:: Records to process

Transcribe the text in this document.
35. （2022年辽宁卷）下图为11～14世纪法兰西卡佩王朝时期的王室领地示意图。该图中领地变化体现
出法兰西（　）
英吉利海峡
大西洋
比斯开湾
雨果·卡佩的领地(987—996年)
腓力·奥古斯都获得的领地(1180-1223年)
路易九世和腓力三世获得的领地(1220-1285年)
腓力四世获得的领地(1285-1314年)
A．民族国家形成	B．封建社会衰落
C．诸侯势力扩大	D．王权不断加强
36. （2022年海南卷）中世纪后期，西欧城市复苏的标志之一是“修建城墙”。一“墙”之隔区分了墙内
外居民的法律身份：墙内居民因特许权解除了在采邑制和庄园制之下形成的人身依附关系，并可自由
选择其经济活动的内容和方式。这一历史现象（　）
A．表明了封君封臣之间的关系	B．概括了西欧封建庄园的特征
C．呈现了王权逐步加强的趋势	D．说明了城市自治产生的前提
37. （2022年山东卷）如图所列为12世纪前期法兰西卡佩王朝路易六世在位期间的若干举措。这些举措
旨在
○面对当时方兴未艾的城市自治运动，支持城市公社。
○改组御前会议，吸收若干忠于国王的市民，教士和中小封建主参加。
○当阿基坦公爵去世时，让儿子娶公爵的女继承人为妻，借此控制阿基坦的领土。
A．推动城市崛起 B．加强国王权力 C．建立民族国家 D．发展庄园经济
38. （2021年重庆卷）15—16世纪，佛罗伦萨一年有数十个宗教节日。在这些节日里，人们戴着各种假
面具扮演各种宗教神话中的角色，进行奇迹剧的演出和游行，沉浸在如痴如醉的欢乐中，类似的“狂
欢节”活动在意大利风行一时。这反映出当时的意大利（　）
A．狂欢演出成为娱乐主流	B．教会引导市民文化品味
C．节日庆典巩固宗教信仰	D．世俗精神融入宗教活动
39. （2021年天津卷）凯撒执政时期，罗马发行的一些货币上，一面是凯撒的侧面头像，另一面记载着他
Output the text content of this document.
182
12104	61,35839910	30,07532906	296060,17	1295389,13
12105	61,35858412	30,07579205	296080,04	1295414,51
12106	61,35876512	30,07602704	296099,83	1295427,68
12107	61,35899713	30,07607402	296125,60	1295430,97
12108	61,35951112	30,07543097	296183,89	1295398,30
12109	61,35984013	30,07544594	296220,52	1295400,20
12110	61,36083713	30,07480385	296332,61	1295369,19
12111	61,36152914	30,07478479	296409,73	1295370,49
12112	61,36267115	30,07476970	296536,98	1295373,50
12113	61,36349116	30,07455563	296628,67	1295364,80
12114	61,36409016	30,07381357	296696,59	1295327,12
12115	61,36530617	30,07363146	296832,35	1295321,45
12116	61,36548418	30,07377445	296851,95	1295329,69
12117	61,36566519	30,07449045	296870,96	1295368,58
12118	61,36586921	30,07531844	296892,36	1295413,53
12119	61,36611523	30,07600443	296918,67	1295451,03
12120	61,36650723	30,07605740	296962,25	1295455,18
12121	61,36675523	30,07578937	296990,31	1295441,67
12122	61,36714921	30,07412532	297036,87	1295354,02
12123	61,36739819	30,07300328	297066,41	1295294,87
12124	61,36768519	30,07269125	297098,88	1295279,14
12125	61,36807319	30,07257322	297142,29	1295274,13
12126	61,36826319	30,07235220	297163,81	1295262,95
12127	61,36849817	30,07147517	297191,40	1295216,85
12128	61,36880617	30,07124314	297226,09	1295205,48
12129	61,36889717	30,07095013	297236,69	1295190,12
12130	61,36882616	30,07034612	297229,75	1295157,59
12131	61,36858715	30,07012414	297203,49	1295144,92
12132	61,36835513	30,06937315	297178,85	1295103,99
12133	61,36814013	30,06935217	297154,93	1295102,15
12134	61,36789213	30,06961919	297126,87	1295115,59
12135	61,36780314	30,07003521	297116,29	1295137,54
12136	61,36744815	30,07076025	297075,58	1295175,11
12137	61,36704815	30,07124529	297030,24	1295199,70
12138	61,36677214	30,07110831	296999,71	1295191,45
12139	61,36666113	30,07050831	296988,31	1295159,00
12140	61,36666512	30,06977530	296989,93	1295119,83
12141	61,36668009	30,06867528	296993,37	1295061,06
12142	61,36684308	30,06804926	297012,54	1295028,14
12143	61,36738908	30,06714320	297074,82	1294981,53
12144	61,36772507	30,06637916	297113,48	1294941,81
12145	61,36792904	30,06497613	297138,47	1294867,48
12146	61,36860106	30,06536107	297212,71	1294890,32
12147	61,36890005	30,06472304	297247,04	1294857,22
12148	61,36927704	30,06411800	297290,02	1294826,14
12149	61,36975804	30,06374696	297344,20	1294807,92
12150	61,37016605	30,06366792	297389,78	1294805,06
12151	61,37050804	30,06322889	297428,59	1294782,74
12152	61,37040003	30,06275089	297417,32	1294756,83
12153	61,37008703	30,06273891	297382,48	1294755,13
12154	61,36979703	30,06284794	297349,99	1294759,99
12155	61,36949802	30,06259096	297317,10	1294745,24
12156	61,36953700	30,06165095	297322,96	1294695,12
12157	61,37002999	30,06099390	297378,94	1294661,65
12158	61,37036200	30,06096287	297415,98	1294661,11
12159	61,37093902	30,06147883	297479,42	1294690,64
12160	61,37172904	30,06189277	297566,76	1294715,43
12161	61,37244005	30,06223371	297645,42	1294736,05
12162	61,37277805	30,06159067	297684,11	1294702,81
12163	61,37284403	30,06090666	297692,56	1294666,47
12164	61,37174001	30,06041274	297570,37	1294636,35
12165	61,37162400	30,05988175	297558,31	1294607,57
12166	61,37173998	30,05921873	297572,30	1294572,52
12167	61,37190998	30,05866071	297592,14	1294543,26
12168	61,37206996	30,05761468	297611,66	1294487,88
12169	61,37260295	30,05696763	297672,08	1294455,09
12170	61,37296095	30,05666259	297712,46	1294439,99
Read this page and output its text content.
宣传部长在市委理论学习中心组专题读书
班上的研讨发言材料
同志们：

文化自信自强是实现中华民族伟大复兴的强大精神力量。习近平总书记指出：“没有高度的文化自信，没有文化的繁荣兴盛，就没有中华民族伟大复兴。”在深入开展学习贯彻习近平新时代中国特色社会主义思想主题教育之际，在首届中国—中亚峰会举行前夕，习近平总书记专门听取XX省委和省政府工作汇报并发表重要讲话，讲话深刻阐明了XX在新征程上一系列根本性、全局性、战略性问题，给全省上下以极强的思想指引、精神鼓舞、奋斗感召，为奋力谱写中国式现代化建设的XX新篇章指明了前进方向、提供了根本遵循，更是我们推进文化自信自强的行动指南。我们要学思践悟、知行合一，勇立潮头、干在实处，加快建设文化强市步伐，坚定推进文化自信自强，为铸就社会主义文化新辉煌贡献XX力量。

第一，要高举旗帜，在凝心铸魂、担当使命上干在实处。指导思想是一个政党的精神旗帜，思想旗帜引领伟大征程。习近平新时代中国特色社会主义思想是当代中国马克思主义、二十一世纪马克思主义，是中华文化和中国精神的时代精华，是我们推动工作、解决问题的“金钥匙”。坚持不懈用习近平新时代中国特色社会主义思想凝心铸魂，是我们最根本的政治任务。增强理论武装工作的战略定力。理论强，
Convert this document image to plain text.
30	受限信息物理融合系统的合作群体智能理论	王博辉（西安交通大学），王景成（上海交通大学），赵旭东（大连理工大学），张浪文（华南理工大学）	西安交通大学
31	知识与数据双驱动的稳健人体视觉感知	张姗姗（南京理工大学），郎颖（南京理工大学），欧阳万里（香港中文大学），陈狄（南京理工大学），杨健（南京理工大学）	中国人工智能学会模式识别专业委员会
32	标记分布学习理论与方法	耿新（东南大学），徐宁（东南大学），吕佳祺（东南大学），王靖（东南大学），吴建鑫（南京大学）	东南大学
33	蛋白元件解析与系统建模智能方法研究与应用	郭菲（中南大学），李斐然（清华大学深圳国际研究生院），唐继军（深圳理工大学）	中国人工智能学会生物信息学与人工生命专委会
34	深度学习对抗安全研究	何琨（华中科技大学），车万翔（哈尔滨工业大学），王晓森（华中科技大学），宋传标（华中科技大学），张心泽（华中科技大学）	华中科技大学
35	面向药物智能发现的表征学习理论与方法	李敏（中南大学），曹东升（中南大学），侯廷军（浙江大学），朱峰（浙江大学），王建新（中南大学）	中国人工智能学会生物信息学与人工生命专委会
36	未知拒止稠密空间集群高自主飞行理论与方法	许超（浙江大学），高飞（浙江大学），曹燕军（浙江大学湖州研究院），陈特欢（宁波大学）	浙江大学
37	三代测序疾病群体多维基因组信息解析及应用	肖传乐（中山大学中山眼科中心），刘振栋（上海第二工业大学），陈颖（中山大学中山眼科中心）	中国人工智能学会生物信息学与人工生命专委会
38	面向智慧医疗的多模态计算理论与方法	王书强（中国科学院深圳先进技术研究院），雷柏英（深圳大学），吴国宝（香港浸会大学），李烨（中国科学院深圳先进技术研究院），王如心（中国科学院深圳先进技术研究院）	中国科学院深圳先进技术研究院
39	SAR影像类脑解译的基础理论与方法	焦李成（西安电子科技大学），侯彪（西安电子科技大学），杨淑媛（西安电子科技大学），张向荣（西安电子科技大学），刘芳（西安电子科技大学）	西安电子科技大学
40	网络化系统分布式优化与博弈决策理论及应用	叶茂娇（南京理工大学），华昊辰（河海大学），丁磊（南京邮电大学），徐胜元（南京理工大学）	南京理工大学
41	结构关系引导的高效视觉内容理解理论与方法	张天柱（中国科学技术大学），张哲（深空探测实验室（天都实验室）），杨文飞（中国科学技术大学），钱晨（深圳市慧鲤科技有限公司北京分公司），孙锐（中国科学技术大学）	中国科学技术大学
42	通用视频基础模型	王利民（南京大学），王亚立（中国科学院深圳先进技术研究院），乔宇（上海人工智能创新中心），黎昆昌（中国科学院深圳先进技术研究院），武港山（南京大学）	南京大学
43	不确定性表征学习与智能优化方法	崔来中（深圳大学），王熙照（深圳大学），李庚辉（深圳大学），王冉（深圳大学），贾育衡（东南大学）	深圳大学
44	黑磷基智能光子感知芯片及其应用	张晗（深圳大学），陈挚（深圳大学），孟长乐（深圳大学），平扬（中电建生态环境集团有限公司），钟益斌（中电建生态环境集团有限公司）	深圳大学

::::

#### [Exercise brief]
Find each line with the string "this" and copy it out.

#### [Full solution]
Transcribe the text in this document.
Output the text content of this document.
Read this page and output its text content.
Convert this document image to plain text.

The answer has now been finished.